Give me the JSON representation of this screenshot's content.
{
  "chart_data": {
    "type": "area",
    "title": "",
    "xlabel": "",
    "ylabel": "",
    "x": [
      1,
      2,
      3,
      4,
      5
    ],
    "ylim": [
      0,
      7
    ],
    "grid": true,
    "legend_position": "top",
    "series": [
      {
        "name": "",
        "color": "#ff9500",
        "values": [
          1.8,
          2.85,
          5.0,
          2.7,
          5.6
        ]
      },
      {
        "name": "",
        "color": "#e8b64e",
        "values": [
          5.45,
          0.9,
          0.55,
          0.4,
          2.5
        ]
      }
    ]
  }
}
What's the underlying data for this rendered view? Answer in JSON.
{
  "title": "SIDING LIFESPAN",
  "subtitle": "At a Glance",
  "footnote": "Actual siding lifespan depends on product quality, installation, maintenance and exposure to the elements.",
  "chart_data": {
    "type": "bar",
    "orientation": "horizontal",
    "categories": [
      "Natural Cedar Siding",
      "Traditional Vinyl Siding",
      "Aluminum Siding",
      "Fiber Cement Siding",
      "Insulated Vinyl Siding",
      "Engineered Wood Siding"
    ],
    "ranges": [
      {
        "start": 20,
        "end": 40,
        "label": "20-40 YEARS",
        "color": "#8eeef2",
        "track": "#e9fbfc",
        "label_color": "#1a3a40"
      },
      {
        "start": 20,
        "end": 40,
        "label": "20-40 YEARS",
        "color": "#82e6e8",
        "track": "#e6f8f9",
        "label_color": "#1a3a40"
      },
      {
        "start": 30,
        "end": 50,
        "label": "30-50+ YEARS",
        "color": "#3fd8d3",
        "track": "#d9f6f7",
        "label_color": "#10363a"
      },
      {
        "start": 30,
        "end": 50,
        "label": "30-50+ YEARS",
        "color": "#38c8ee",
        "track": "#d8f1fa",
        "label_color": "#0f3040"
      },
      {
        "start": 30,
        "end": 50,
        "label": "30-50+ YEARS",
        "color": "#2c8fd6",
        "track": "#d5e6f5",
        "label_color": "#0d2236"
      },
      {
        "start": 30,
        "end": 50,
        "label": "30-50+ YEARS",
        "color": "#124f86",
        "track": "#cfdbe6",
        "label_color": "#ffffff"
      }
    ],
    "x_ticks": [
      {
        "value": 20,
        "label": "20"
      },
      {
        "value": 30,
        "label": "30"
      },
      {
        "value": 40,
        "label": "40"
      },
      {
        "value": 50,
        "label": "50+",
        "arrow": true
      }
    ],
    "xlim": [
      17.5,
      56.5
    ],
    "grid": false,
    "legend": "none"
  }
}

——

> _PROMPT_: Gather from the data above every line with the string "Vinyl".

> _TASK SOLUTION_:
      "Traditional Vinyl Siding",
      "Insulated Vinyl Siding",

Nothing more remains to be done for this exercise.